### STORED ROWS
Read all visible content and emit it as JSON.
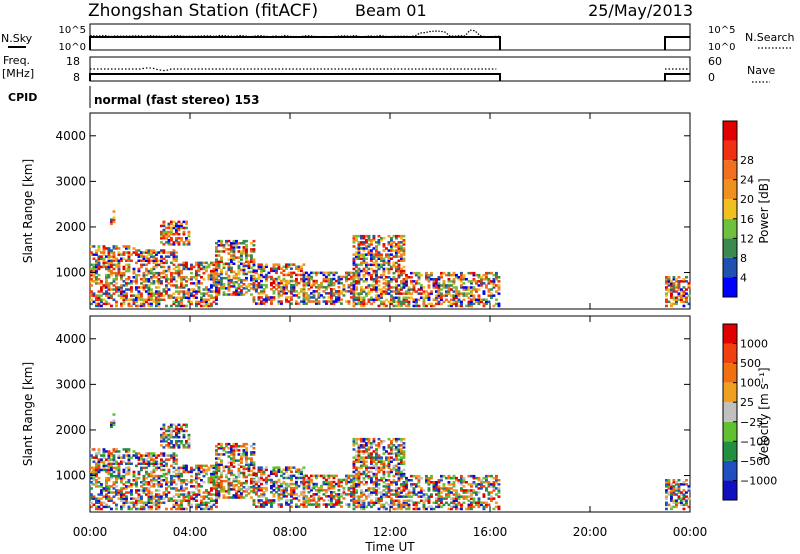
{
  "header": {
    "station": "Zhongshan Station (fitACF)",
    "beam": "Beam 01",
    "date": "25/May/2013"
  },
  "strips": {
    "nsky_label": "N.Sky",
    "nsky_ticks": [
      "10^5",
      "10^0"
    ],
    "nsearch_label": "N.Search",
    "nsearch_ticks": [
      "10^5",
      "10^0"
    ],
    "freq_label_1": "Freq.",
    "freq_label_2": "[MHz]",
    "freq_ticks": [
      "18",
      "8"
    ],
    "nave_label": "Nave",
    "nave_ticks": [
      "60",
      "0"
    ],
    "cpid_label": "CPID",
    "cpid_value": "normal (fast stereo) 153"
  },
  "colors": {
    "power": [
      "#0000ff",
      "#2050b0",
      "#3a8a50",
      "#70c040",
      "#f0c020",
      "#f09020",
      "#f07020",
      "#f03010",
      "#e00000"
    ],
    "velocity": [
      "#e00000",
      "#f04010",
      "#f07010",
      "#f0a020",
      "#c0c0c0",
      "#60c030",
      "#209040",
      "#2050c0",
      "#1010c0"
    ],
    "axis": "#000000"
  },
  "chart_data": [
    {
      "type": "heatmap",
      "name": "power",
      "xlabel": "",
      "ylabel": "Slant Range [km]",
      "xlim": [
        0,
        24
      ],
      "ylim": [
        200,
        4500
      ],
      "yticks": [
        "1000",
        "2000",
        "3000",
        "4000"
      ],
      "colorbar_label": "Power [dB]",
      "colorbar_ticks": [
        "4",
        "8",
        "12",
        "16",
        "20",
        "24",
        "28"
      ],
      "echo_regions": [
        {
          "t0": 0.0,
          "t1": 1.8,
          "r0": 250,
          "r1": 1600
        },
        {
          "t0": 0.8,
          "t1": 1.0,
          "r0": 2050,
          "r1": 2350
        },
        {
          "t0": 1.8,
          "t1": 3.5,
          "r0": 250,
          "r1": 1500
        },
        {
          "t0": 2.8,
          "t1": 4.0,
          "r0": 1600,
          "r1": 2100
        },
        {
          "t0": 3.5,
          "t1": 5.0,
          "r0": 250,
          "r1": 1200
        },
        {
          "t0": 5.0,
          "t1": 6.5,
          "r0": 500,
          "r1": 1700
        },
        {
          "t0": 6.5,
          "t1": 8.5,
          "r0": 300,
          "r1": 1200
        },
        {
          "t0": 8.5,
          "t1": 10.5,
          "r0": 300,
          "r1": 1000
        },
        {
          "t0": 10.5,
          "t1": 12.5,
          "r0": 250,
          "r1": 1800
        },
        {
          "t0": 12.5,
          "t1": 14.5,
          "r0": 250,
          "r1": 1000
        },
        {
          "t0": 14.5,
          "t1": 16.4,
          "r0": 250,
          "r1": 1000
        },
        {
          "t0": 23.0,
          "t1": 24.0,
          "r0": 250,
          "r1": 900
        }
      ]
    },
    {
      "type": "heatmap",
      "name": "velocity",
      "xlabel": "Time UT",
      "ylabel": "Slant Range [km]",
      "xlim": [
        0,
        24
      ],
      "ylim": [
        200,
        4500
      ],
      "xticks": [
        "00:00",
        "04:00",
        "08:00",
        "12:00",
        "16:00",
        "20:00",
        "00:00"
      ],
      "yticks": [
        "1000",
        "2000",
        "3000",
        "4000"
      ],
      "colorbar_label": "Velocity [m s⁻¹]",
      "colorbar_ticks": [
        "1000",
        "500",
        "100",
        "25",
        "−25",
        "−100",
        "−500",
        "−1000"
      ],
      "echo_regions": [
        {
          "t0": 0.0,
          "t1": 1.8,
          "r0": 250,
          "r1": 1600
        },
        {
          "t0": 0.8,
          "t1": 1.0,
          "r0": 2050,
          "r1": 2350
        },
        {
          "t0": 1.8,
          "t1": 3.5,
          "r0": 250,
          "r1": 1500
        },
        {
          "t0": 2.8,
          "t1": 4.0,
          "r0": 1600,
          "r1": 2100
        },
        {
          "t0": 3.5,
          "t1": 5.0,
          "r0": 250,
          "r1": 1200
        },
        {
          "t0": 5.0,
          "t1": 6.5,
          "r0": 500,
          "r1": 1700
        },
        {
          "t0": 6.5,
          "t1": 8.5,
          "r0": 300,
          "r1": 1200
        },
        {
          "t0": 8.5,
          "t1": 10.5,
          "r0": 300,
          "r1": 1000
        },
        {
          "t0": 10.5,
          "t1": 12.5,
          "r0": 250,
          "r1": 1800
        },
        {
          "t0": 12.5,
          "t1": 14.5,
          "r0": 250,
          "r1": 1000
        },
        {
          "t0": 14.5,
          "t1": 16.4,
          "r0": 250,
          "r1": 1000
        },
        {
          "t0": 23.0,
          "t1": 24.0,
          "r0": 250,
          "r1": 900
        }
      ]
    }
  ]
}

### TO DO
Reproduce all of the entries word for word, skipping any pictures they hold.

### TASK SOLUTION
Read all visible content and emit it as JSON.
{
  "header": {
    "station": "Zhongshan Station (fitACF)",
    "beam": "Beam 01",
    "date": "25/May/2013"
  },
  "strips": {
    "nsky_label": "N.Sky",
    "nsky_ticks": [
      "10^5",
      "10^0"
    ],
    "nsearch_label": "N.Search",
    "nsearch_ticks": [
      "10^5",
      "10^0"
    ],
    "freq_label_1": "Freq.",
    "freq_label_2": "[MHz]",
    "freq_ticks": [
      "18",
      "8"
    ],
    "nave_label": "Nave",
    "nave_ticks": [
      "60",
      "0"
    ],
    "cpid_label": "CPID",
    "cpid_value": "normal (fast stereo) 153"
  },
  "colors": {
    "power": [
      "#0000ff",
      "#2050b0",
      "#3a8a50",
      "#70c040",
      "#f0c020",
      "#f09020",
      "#f07020",
      "#f03010",
      "#e00000"
    ],
    "velocity": [
      "#e00000",
      "#f04010",
      "#f07010",
      "#f0a020",
      "#c0c0c0",
      "#60c030",
      "#209040",
      "#2050c0",
      "#1010c0"
    ],
    "axis": "#000000"
  },
  "chart_data": [
    {
      "type": "heatmap",
      "name": "power",
      "xlabel": "",
      "ylabel": "Slant Range [km]",
      "xlim": [
        0,
        24
      ],
      "ylim": [
        200,
        4500
      ],
      "yticks": [
        "1000",
        "2000",
        "3000",
        "4000"
      ],
      "colorbar_label": "Power [dB]",
      "colorbar_ticks": [
        "4",
        "8",
        "12",
        "16",
        "20",
        "24",
        "28"
      ],
      "echo_regions": [
        {
          "t0": 0.0,
          "t1": 1.8,
          "r0": 250,
          "r1": 1600
        },
        {
          "t0": 0.8,
          "t1": 1.0,
          "r0": 2050,
          "r1": 2350
        },
        {
          "t0": 1.8,
          "t1": 3.5,
          "r0": 250,
          "r1": 1500
        },
        {
          "t0": 2.8,
          "t1": 4.0,
          "r0": 1600,
          "r1": 2100
        },
        {
          "t0": 3.5,
          "t1": 5.0,
          "r0": 250,
          "r1": 1200
        },
        {
          "t0": 5.0,
          "t1": 6.5,
          "r0": 500,
          "r1": 1700
        },
        {
          "t0": 6.5,
          "t1": 8.5,
          "r0": 300,
          "r1": 1200
        },
        {
          "t0": 8.5,
          "t1": 10.5,
          "r0": 300,
          "r1": 1000
        },
        {
          "t0": 10.5,
          "t1": 12.5,
          "r0": 250,
          "r1": 1800
        },
        {
          "t0": 12.5,
          "t1": 14.5,
          "r0": 250,
          "r1": 1000
        },
        {
          "t0": 14.5,
          "t1": 16.4,
          "r0": 250,
          "r1": 1000
        },
        {
          "t0": 23.0,
          "t1": 24.0,
          "r0": 250,
          "r1": 900
        }
      ]
    },
    {
      "type": "heatmap",
      "name": "velocity",
      "xlabel": "Time UT",
      "ylabel": "Slant Range [km]",
      "xlim": [
        0,
        24
      ],
      "ylim": [
        200,
        4500
      ],
      "xticks": [
        "00:00",
        "04:00",
        "08:00",
        "12:00",
        "16:00",
        "20:00",
        "00:00"
      ],
      "yticks": [
        "1000",
        "2000",
        "3000",
        "4000"
      ],
      "colorbar_label": "Velocity [m s⁻¹]",
      "colorbar_ticks": [
        "1000",
        "500",
        "100",
        "25",
        "−25",
        "−100",
        "−500",
        "−1000"
      ],
      "echo_regions": [
        {
          "t0": 0.0,
          "t1": 1.8,
          "r0": 250,
          "r1": 1600
        },
        {
          "t0": 0.8,
          "t1": 1.0,
          "r0": 2050,
          "r1": 2350
        },
        {
          "t0": 1.8,
          "t1": 3.5,
          "r0": 250,
          "r1": 1500
        },
        {
          "t0": 2.8,
          "t1": 4.0,
          "r0": 1600,
          "r1": 2100
        },
        {
          "t0": 3.5,
          "t1": 5.0,
          "r0": 250,
          "r1": 1200
        },
        {
          "t0": 5.0,
          "t1": 6.5,
          "r0": 500,
          "r1": 1700
        },
        {
          "t0": 6.5,
          "t1": 8.5,
          "r0": 300,
          "r1": 1200
        },
        {
          "t0": 8.5,
          "t1": 10.5,
          "r0": 300,
          "r1": 1000
        },
        {
          "t0": 10.5,
          "t1": 12.5,
          "r0": 250,
          "r1": 1800
        },
        {
          "t0": 12.5,
          "t1": 14.5,
          "r0": 250,
          "r1": 1000
        },
        {
          "t0": 14.5,
          "t1": 16.4,
          "r0": 250,
          "r1": 1000
        },
        {
          "t0": 23.0,
          "t1": 24.0,
          "r0": 250,
          "r1": 900
        }
      ]
    }
  ]
}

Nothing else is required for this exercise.